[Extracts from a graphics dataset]
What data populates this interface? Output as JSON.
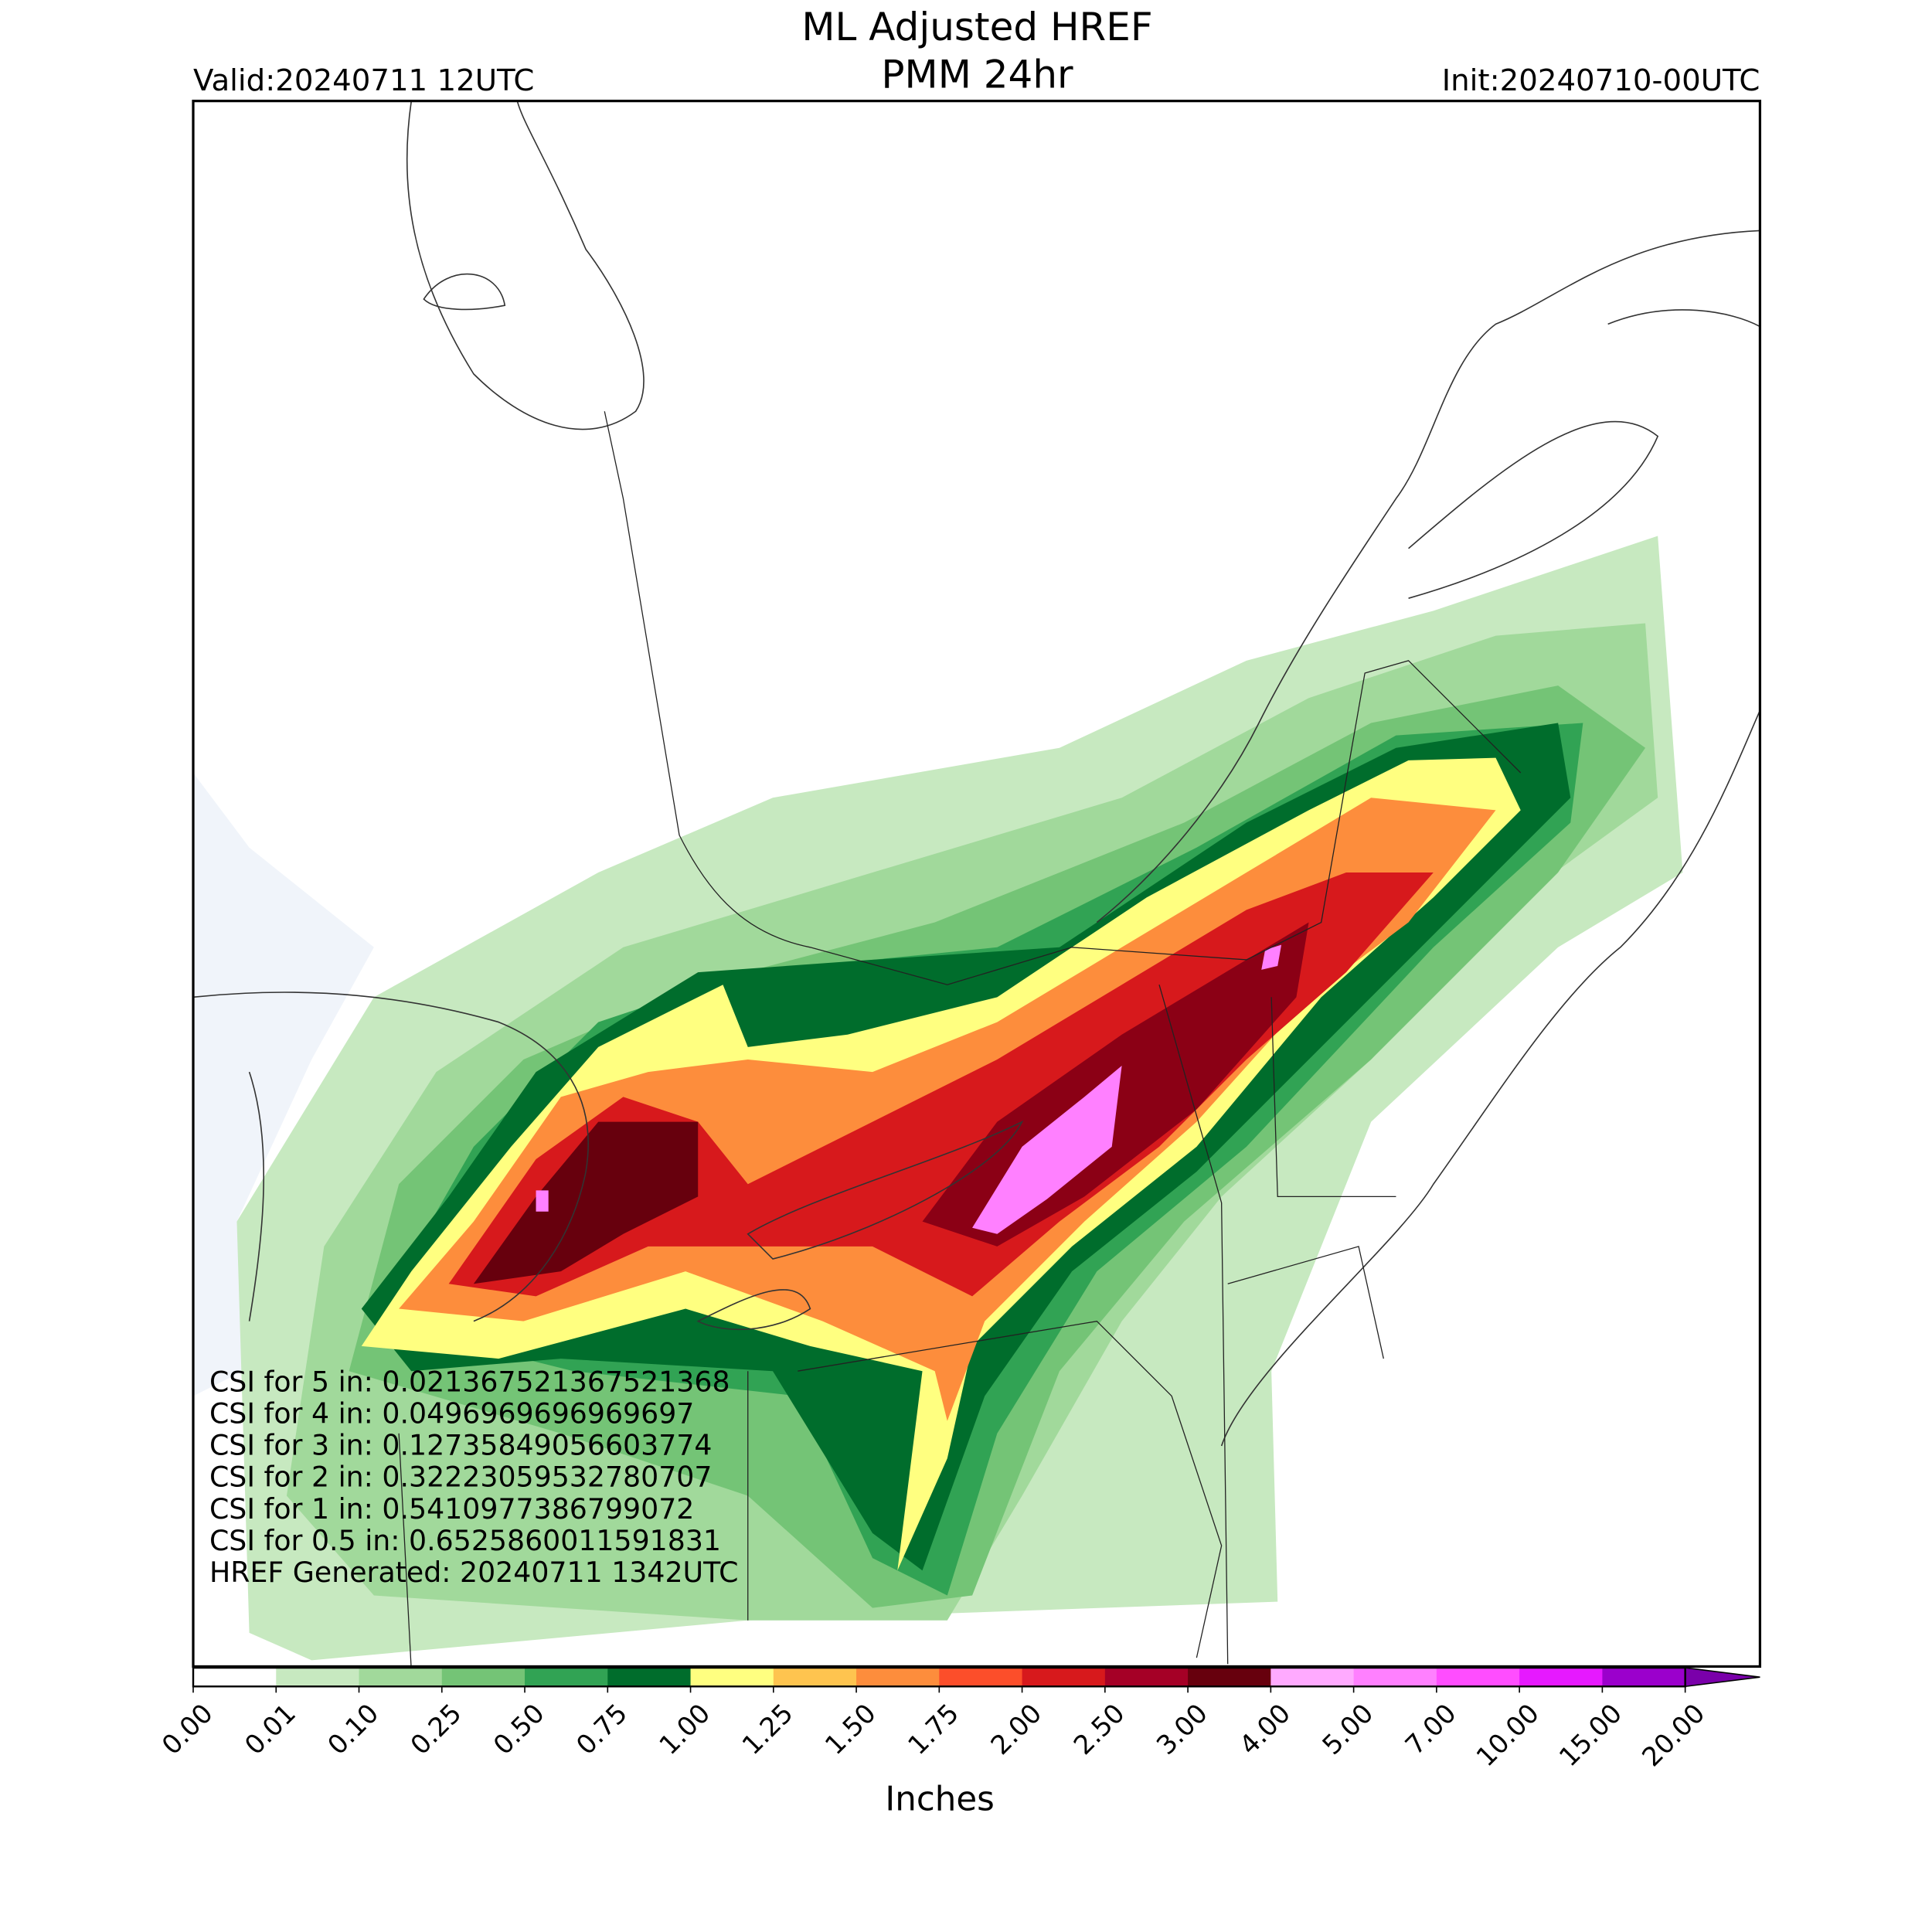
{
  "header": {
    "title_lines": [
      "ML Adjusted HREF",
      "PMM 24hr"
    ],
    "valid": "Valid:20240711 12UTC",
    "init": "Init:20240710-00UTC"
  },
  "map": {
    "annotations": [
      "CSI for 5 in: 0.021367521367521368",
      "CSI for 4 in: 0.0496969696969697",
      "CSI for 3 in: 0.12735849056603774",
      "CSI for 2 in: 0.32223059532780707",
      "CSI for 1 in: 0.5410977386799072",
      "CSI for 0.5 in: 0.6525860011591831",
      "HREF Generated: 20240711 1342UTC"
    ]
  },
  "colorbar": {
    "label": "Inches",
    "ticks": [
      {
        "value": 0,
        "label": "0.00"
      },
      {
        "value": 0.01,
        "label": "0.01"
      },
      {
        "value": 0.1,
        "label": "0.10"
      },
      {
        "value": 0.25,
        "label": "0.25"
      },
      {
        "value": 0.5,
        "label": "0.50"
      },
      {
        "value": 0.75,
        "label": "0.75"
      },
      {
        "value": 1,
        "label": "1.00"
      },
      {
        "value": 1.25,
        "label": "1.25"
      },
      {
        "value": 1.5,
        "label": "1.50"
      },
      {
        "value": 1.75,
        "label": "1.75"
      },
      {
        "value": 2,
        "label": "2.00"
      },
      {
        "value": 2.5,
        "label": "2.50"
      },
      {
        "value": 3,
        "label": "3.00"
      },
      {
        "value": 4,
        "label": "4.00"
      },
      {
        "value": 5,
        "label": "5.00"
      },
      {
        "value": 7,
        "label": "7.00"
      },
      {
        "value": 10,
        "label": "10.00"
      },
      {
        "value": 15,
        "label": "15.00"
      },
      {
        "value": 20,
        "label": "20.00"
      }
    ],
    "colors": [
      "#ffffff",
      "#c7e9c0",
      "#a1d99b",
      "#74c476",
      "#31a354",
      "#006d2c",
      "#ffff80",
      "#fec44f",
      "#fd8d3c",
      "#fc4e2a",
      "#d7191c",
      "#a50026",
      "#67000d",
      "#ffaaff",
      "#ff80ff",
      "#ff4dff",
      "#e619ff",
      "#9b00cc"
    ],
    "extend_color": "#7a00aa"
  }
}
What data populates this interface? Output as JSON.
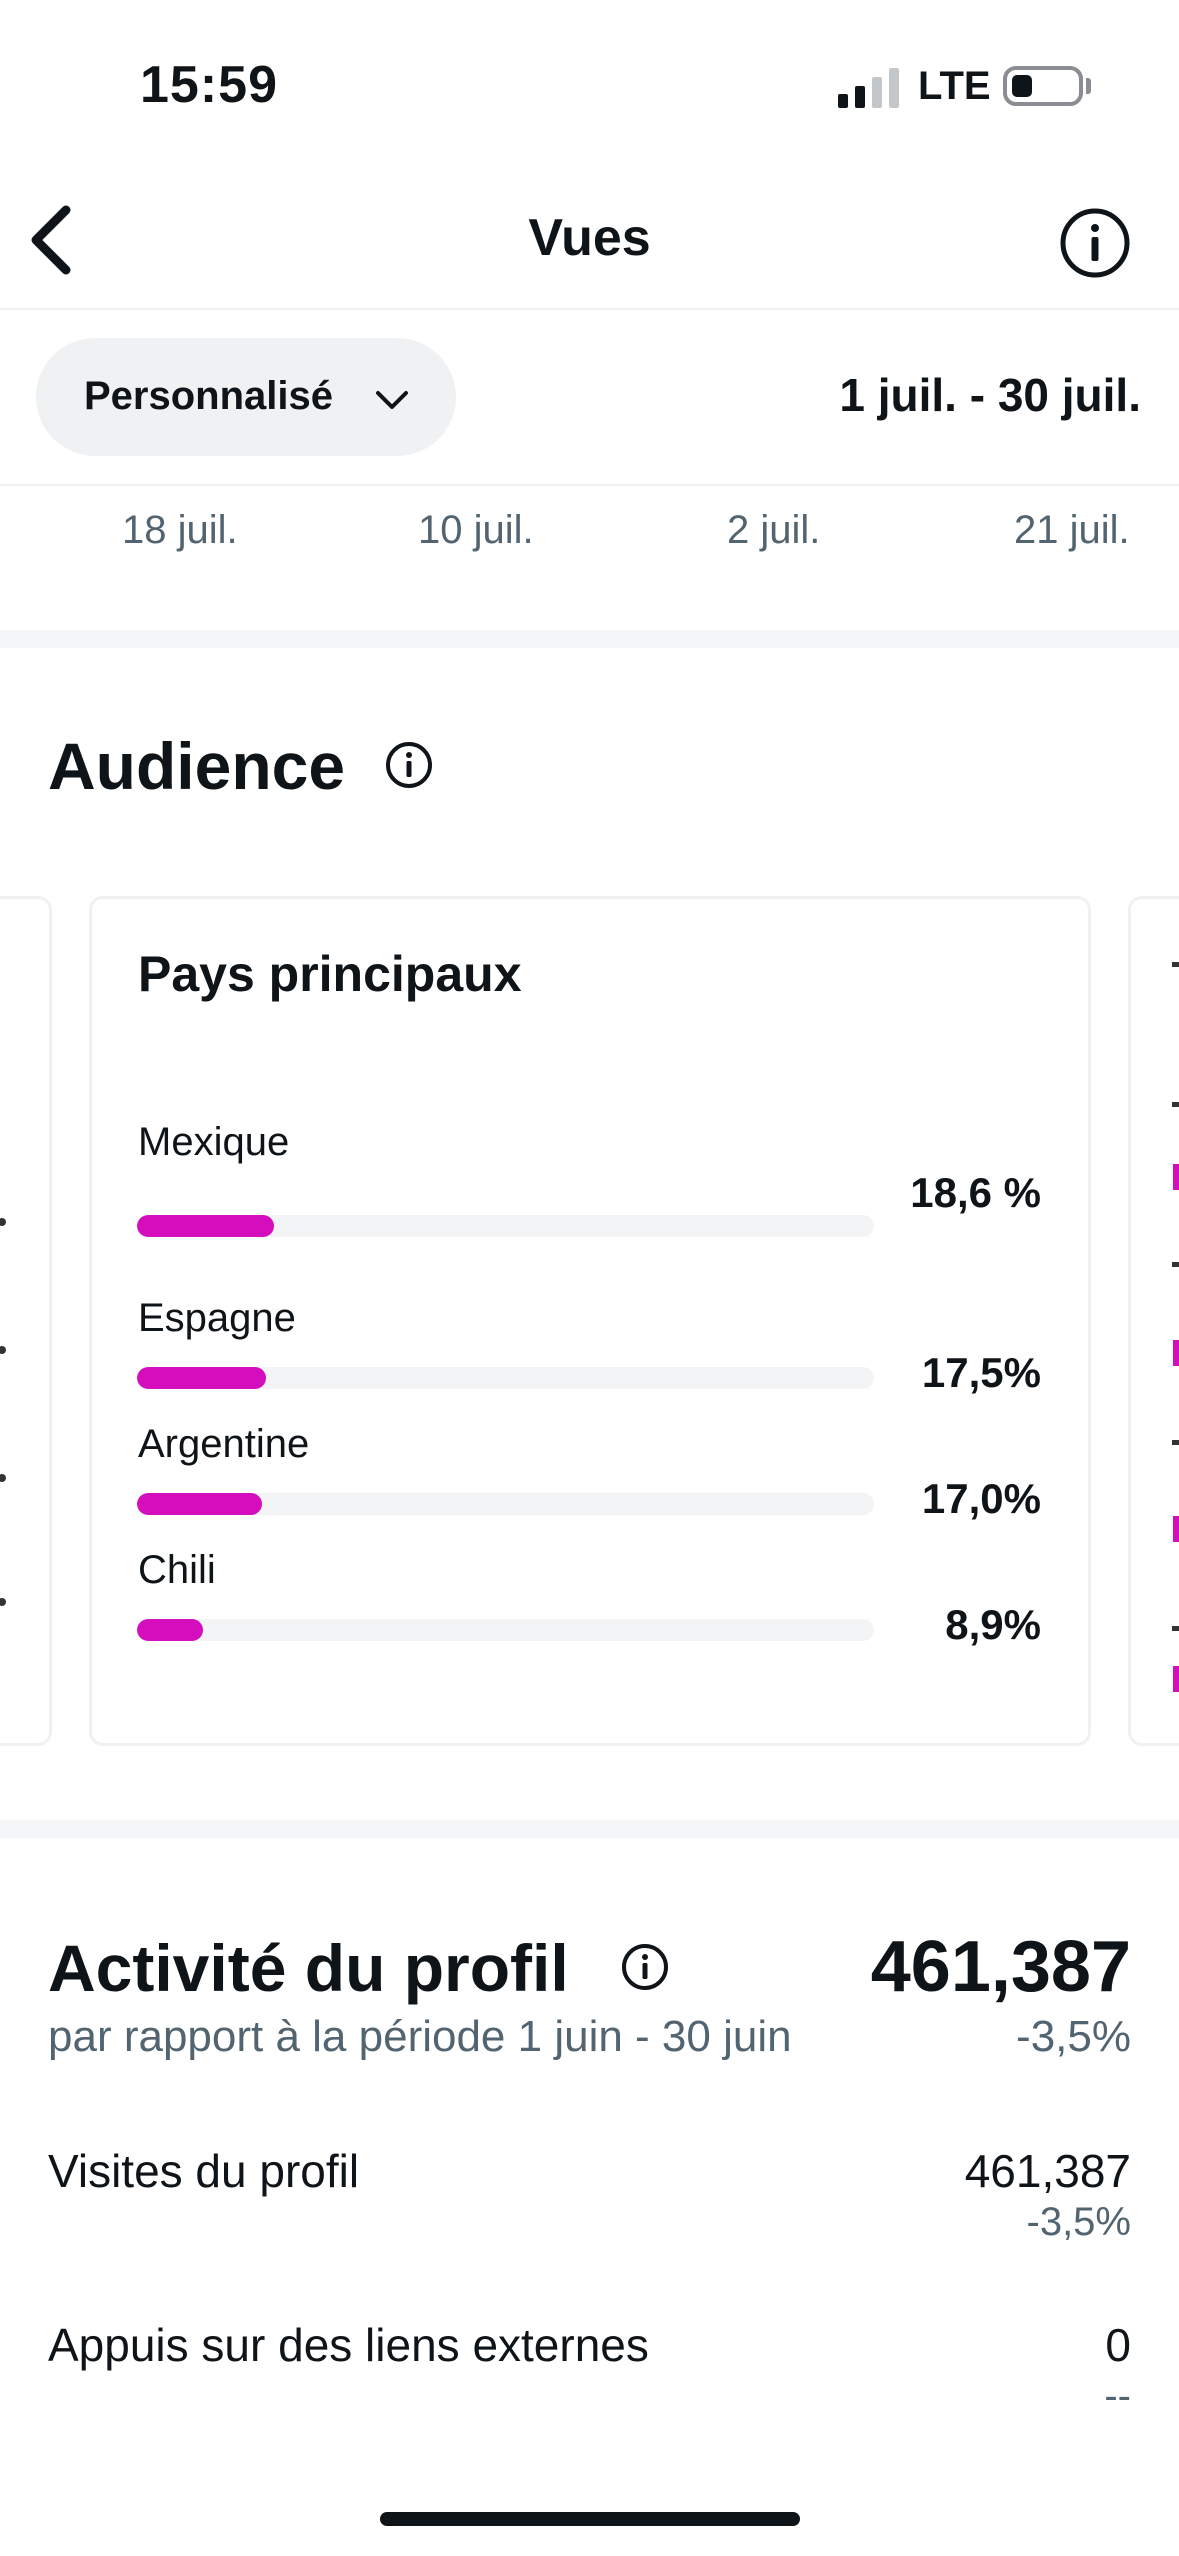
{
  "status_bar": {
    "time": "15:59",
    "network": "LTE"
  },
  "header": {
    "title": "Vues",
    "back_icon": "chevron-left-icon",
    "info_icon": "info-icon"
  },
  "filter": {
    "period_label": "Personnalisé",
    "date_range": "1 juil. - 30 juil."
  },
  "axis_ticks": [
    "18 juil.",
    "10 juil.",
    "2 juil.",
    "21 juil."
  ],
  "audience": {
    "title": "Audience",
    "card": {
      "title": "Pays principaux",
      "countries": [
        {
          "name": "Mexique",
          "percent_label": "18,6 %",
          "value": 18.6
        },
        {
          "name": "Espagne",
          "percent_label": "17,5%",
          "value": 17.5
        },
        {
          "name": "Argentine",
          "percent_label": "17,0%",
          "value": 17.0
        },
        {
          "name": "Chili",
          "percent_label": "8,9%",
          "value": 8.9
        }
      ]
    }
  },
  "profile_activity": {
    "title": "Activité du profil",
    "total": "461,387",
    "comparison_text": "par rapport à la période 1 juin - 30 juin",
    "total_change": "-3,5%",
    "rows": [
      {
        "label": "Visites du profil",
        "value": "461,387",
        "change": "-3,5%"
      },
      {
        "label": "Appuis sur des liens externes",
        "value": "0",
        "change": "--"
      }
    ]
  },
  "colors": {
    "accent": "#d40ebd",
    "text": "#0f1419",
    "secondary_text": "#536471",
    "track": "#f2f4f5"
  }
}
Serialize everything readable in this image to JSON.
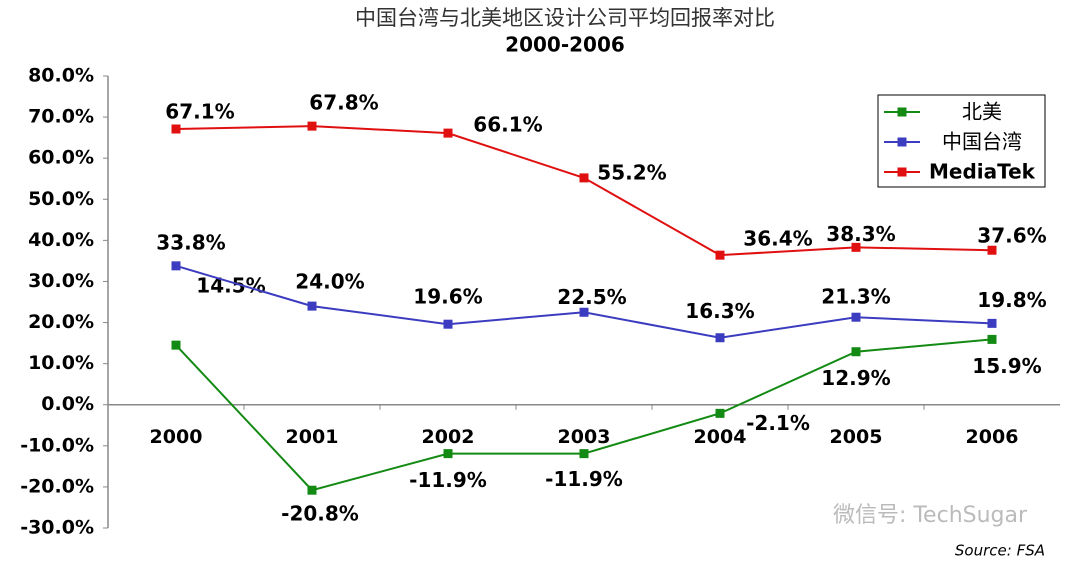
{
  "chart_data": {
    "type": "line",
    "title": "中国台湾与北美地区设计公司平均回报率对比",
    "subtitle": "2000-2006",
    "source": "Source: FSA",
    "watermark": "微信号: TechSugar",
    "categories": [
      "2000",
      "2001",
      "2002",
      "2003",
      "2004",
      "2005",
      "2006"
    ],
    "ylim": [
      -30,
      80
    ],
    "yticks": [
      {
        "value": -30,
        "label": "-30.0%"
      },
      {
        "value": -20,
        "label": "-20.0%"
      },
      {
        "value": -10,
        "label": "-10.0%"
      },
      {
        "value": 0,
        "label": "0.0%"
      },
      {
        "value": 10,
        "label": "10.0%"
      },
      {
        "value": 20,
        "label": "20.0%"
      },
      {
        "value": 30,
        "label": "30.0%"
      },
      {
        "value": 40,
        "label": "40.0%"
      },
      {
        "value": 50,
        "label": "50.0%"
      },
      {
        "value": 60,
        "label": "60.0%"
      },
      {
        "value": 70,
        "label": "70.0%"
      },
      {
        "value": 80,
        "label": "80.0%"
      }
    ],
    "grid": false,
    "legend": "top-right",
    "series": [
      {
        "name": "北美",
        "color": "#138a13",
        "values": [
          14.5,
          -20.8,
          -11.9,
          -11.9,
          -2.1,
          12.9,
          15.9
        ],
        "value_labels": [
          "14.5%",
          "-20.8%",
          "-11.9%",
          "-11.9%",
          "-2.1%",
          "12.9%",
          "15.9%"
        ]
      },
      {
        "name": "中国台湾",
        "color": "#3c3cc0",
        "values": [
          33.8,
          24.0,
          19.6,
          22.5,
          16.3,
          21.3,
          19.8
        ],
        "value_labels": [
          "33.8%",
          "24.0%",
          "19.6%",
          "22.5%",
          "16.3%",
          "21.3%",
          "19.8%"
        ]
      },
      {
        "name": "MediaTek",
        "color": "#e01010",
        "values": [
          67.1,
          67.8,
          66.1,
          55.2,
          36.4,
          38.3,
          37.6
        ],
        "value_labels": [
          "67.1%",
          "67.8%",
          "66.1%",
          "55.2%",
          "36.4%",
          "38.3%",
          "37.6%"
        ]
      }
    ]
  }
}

PROBLEM REQUIREMENTS: In the entries above, locate every line with the word "name" and copy it.

WRITTEN REPLY:
          "name": "Mexique",
          "name": "Espagne",
          "name": "Argentine",
          "name": "Chili",
        "name": "北美",
        "name": "中国台湾",
        "name": "MediaTek",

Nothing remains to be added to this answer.